The request
Please summarize the passage on Barberton Mines in two sentences.

-- start Reading passage --

Barberton Mines chose to reassess their underground mapping technology to improve the speed and accuracy of their survey operations and increase productivity in the mines.

How GeoSLAM fits in at Barberton Mines

Barberton Mines was the first mine in Sub-Saharan Africa to use GeoSLAM technology when they purchased a ZEB1 in 2014. The results and continued success on the mine prompted them to invest in 4 ZEB Revo’s in 2019, which are still in use today.

The ZEB Revo is lightweight and accurate, making it the perfect tool for surveying. The survey team can complete scans of the mines in half the time, and the process is repeatable. These capabilities have contributed to Barberton Mines streamlining their workflows, long-term cost savings, and greater returns on investment.

The scanner’s ease-of-use only requires one person on-site to capture data. Furthermore, it doesn’t require professional training to use the equipment so operators can capture data in parts of the mine that surveyors cannot access for safety reasons. This casts a virtual eye on areas of the mine previously unseen by the surveyors and creates an opportunity to review old tunnels.

Finally, the lack of extensive training required to learn how to operate the scanner benefits new employees and the mine in general. It takes less than an hour to learn how to use the equipment and to process the final point cloud data, allowing surveyors to spend more time assessing final deliverables and finding ways to improve efficiencies in the mining process.

GeoSLAMs scanners have exceeded our expectations and have helped to achieve our goals where other mapping methods could not.”
– Thys Smith, Chief Surveyor at Barberton Mines

Solutions

Having originally invested in handheld scanners for underground mapping, Barberton Mines have since adopted the technology for other applications, further increasing their return on investment. The scanners are now operating across three key aspects of Barberton’s mining process.

Production Progress Mapping

The original and most common use for scanning is Production Progress Mapping. Barberton completes daily scans of the mines, bringing the data back for regular analysis of production progress mapping.

The scanned areas are approximately 300 m3 and using GeoSLAM technology, they can scan large areas in about 10-15 minutes. In addition, because the scanners are handheld, production at the mine isn’t compromised by having to stop miners from doing their jobs while scanning is in process.

Using the ZEBs, surveyors no longer need to be underground for extended periods, unlike previous methods. They begin their scans in a safe area, proceed to the mining faces, and finish back in the safe area while capturing the data needed – a completely repeatable and efficient process.

Stockpile Measurements

Barberton Mines has 5-6 stockpiles that make up 4000 cubic tons of material. They frequently measure the volume of these stockpiles, to ensure they have accurate and up-to-date information on their resources.

Simply walking around the stockpiles with a scanner and importing the data into 3rd party software, provides the survey team with all the information they need to produce required reports.

-- end Reading passage --
-- start Records --

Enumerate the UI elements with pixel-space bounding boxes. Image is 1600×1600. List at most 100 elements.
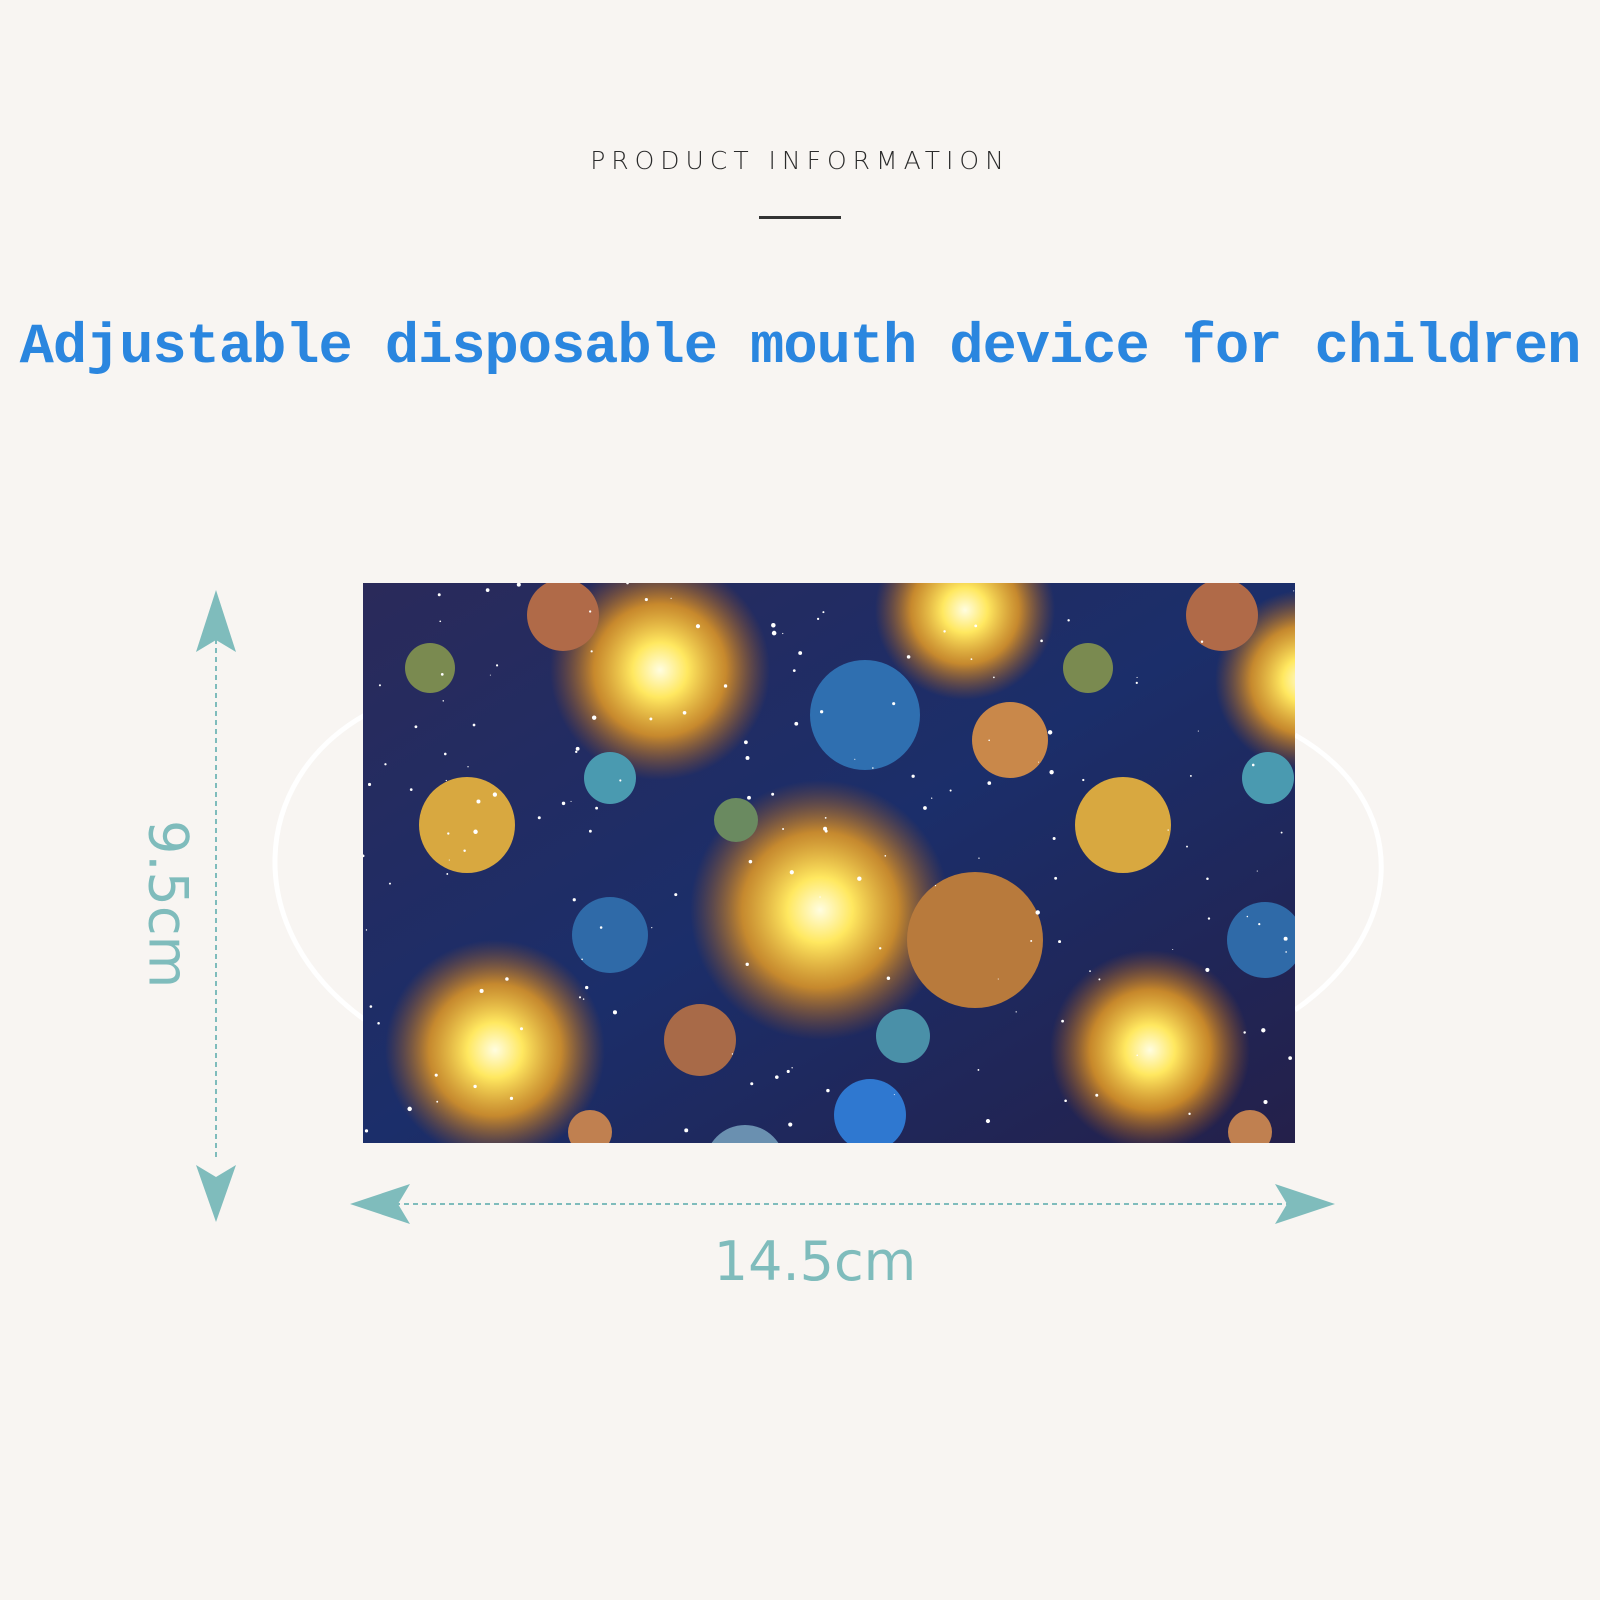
star <box>1064 1099 1067 1103</box>
star <box>923 806 927 810</box>
star <box>988 739 990 742</box>
planet <box>810 660 920 770</box>
star <box>570 800 572 802</box>
star <box>1015 1011 1017 1013</box>
star <box>1189 774 1192 777</box>
star <box>747 795 751 800</box>
sun <box>875 583 1055 700</box>
star <box>1261 1028 1266 1033</box>
star <box>824 829 828 833</box>
star <box>473 829 478 834</box>
star <box>1243 1031 1246 1034</box>
star <box>884 855 887 857</box>
star <box>434 1073 438 1077</box>
star <box>682 710 687 715</box>
star <box>822 611 825 614</box>
star <box>997 978 999 980</box>
star <box>819 896 821 898</box>
star <box>892 702 896 706</box>
star <box>788 1122 793 1127</box>
star <box>1251 763 1255 767</box>
star <box>1288 1056 1293 1060</box>
planet <box>572 897 648 973</box>
star <box>363 854 365 858</box>
star <box>1054 876 1058 880</box>
star <box>798 651 803 655</box>
star <box>1047 730 1053 735</box>
left-ear-loop <box>272 712 367 1023</box>
star <box>1280 831 1283 834</box>
star <box>1256 870 1258 872</box>
planet <box>405 643 455 693</box>
planet <box>419 777 515 873</box>
star <box>588 829 592 833</box>
star <box>509 1096 514 1100</box>
star <box>1283 936 1288 941</box>
star <box>854 758 856 760</box>
star <box>409 788 413 791</box>
star <box>792 669 796 673</box>
star <box>364 1129 369 1133</box>
star <box>516 583 521 587</box>
star <box>782 828 785 830</box>
star <box>684 1128 689 1133</box>
star <box>436 1100 439 1103</box>
star <box>893 1094 895 1096</box>
sun <box>385 940 605 1143</box>
headline: Adjustable disposable mouth device for c… <box>19 316 1582 380</box>
star <box>1200 640 1204 643</box>
star <box>993 676 995 679</box>
star <box>782 632 784 635</box>
star <box>578 996 582 999</box>
star <box>591 715 597 720</box>
star <box>943 630 946 633</box>
star <box>1035 910 1040 915</box>
star <box>1136 1054 1139 1056</box>
star <box>414 725 418 729</box>
star <box>439 620 442 623</box>
planet <box>1186 583 1258 651</box>
star <box>771 623 776 628</box>
star <box>1285 951 1287 953</box>
star <box>473 1084 477 1089</box>
star <box>369 1005 373 1008</box>
star <box>448 859 450 861</box>
height-label: 9.5cm <box>136 820 200 989</box>
star <box>670 597 672 600</box>
star <box>1258 923 1261 926</box>
planet <box>1242 752 1294 804</box>
star <box>377 1021 380 1025</box>
star <box>612 1010 618 1015</box>
star <box>590 650 593 653</box>
star <box>872 767 874 769</box>
star <box>599 926 603 929</box>
star <box>857 876 862 881</box>
star <box>743 740 748 745</box>
planet <box>664 1004 736 1076</box>
section-label: PRODUCT INFORMATION <box>590 146 1010 175</box>
star <box>1052 836 1056 840</box>
star <box>581 958 583 961</box>
sun <box>690 780 950 1040</box>
star <box>479 988 484 993</box>
planet <box>876 1009 930 1063</box>
star <box>826 1088 830 1093</box>
star <box>1135 681 1138 685</box>
star <box>931 797 933 799</box>
star <box>731 1053 734 1055</box>
star <box>445 779 447 782</box>
right-ear-loop <box>1293 732 1384 1013</box>
star <box>1293 590 1295 592</box>
star <box>485 588 490 592</box>
star <box>651 927 653 929</box>
star <box>970 658 973 661</box>
planet <box>568 1110 612 1143</box>
planet <box>907 872 1043 1008</box>
planet <box>584 752 636 804</box>
star <box>1167 829 1169 831</box>
star <box>794 721 799 726</box>
star <box>1030 939 1033 942</box>
star <box>575 746 580 751</box>
sun <box>1050 950 1250 1143</box>
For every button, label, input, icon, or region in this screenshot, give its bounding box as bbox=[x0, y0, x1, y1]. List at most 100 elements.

-- end Records --

Answer to the task
Barberton Mines reassessed its underground mapping technology to improve survey speed and accuracy, buying a GeoSLAM ZEB1 in 2014 and then four ZEB Revos in 2019. The lightweight handheld scanners take less than an hour to learn, let one person scan the mines in half the time without stopping production, and are now used for daily production progress mapping and for measuring stockpile volumes.